Ausgewählter Text.
Studis und Arbeiter*innen – Hand in Hand

Über 40 Monate ging der Arbeitskampf der Kolleg*innen vom Botanischen Garten – für einen Tarifvertrag und gleiche Bedingungen für alle. Die Betriebsgesellschaft, bei der sie beschäftigt sind, ist eine 100%-ige Tochter­gesellschaft der FU. Mit den dreistesten Methoden versuchte die Leitung die gewerkschaftliche Organisierung zu unterdrücken – so wurden Kolleg*innen bespitzelt, der Betriebsrat wurde mehrfach erpresst und 31 Menschen wurde noch am Anfang des Jahres mit dem Rausschmiss gedroht. Aber am Ende gewannen die Kolleg*innen gegen die Uni! Als solidarische Studierende haben wir diesen Kampf intensiv unterstützt.

Dabei gibt es auch viele andere Arbeitende, die für bessere Arbeits- und Lebensbedingungen kämpfen. In Berlin sind das zum Beispiel die Beschäftigten anderer ausgelagerter öffentlicher Unternehmen („der Aufstand der Töchter“) – von der Charité bis hin zu den Lehrbeauftragten an den Unis. Dabei sind ihre miesen Arbeitsbedingungen unsere Lehr- und Forschungsbedingungen!

Auch wir Studierende sind stark von Prekarisierung betroffen. Die meisten von uns arbeiten nebenbei in befristeten und unterbezahlten Jobs. Nachdem wir unseren Abschluss haben, werden die allermeisten von uns lohnabhäng sein. Deswegen ist es sehr wichtig, dass wir Arbeitskämpfe aktiv unterstützen. Die Interessen der Arbeiter*innen sind auch unsere Interessen!

Dies zeigt sich nun ganz konkret bei dem Kampf der studentischen Beschäftigten. Seit Dezember haben diese an den Berliner Unis öffentlich zu Tarifverhandlungen für den TVStud III aufgerufen. Immer mehr Studierende organisieren sich gewerkschaftlich, um die Verhandlungskraft zu erhöhen. Wir wollen auch ihnen dabei helfen, zu gewinnen – entschlossen und nach besten Kräften!

Niemand will mit einem Vollzeit-Job auch noch zum Jobcenter laufen müssen. Wir dulden es nicht, dass Kolleg*innen an der Uni und darüber hinaus erniedrigt, unterbezahlt und perspektivlos gemacht werden. Dabei ist es die besondere Stellung, die Lohnabhängige im Produktionsprozess haben, die ihnen die Macht gibt, die Verhältnisse grundlegend zu verändern. Dabei müssen sie sich nicht nur gegen die Bosse durchsetzen, sondern auch gegen die Bürokratie der Gewerkschaften, die immer wieder ihre Kämpfe zu bremsen versucht. Dagegen schlagen wir ein Programm vor, dass die basisdemokratische Selbstorganisierung der Kolleg*innen in den Vordergrund stellt. Denn letztlich wollen wir in einer Gesellschaft leben, in der die Arbeitenden alles selbst organisieren – auf unsere Bedürfnisse kommt es an und nicht auf die Verwertungs­interessen des Kapitals!

Gesammelte Daten.

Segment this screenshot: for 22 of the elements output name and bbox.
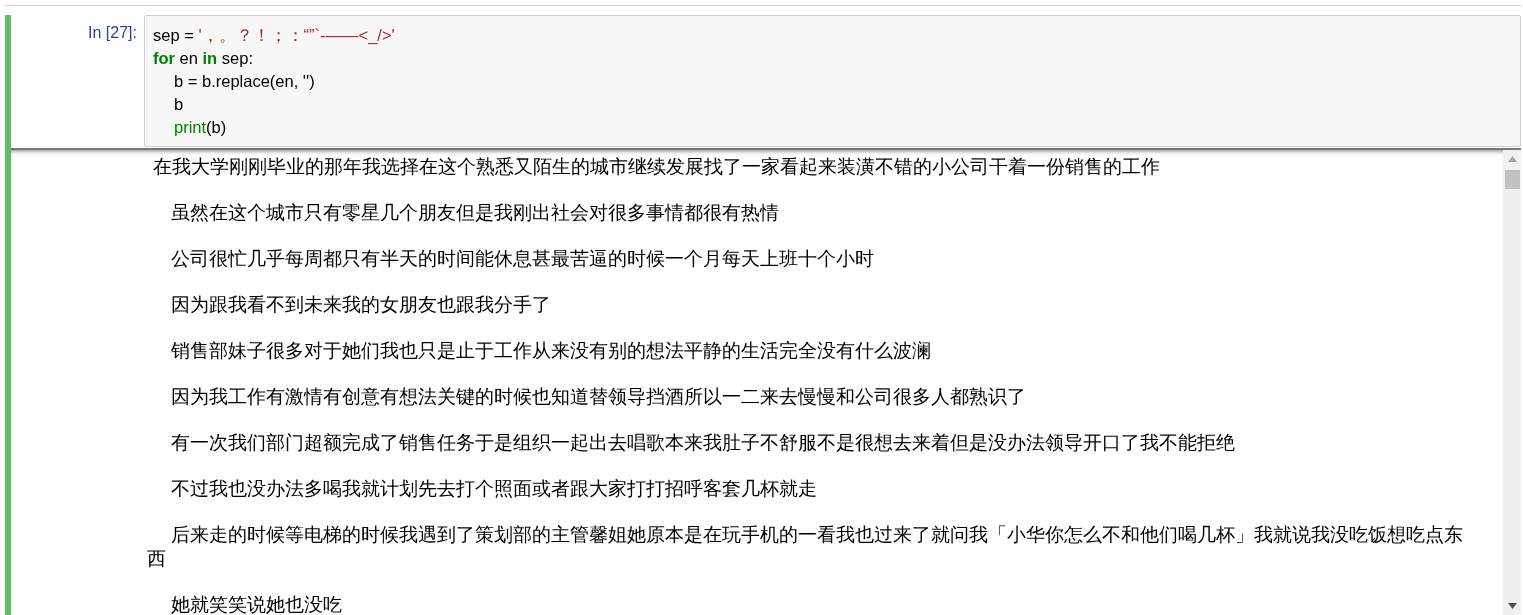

Aufgabe. Mit welchen Methoden versuchte die Leitung laut dem ausgewählten Text, die gewerkschaftliche Organisierung der Kolleg*innen vom Botanischen Garten zu unterdrücken? Führen Sie alle auf.

Ergebnis der Aufgabe.
- Kolleg*innen wurden bespitzelt.
- Der Betriebsrat wurde mehrfach erpresst.
- 31 Menschen wurde noch am Anfang des Jahres mit dem Rausschmiss gedroht.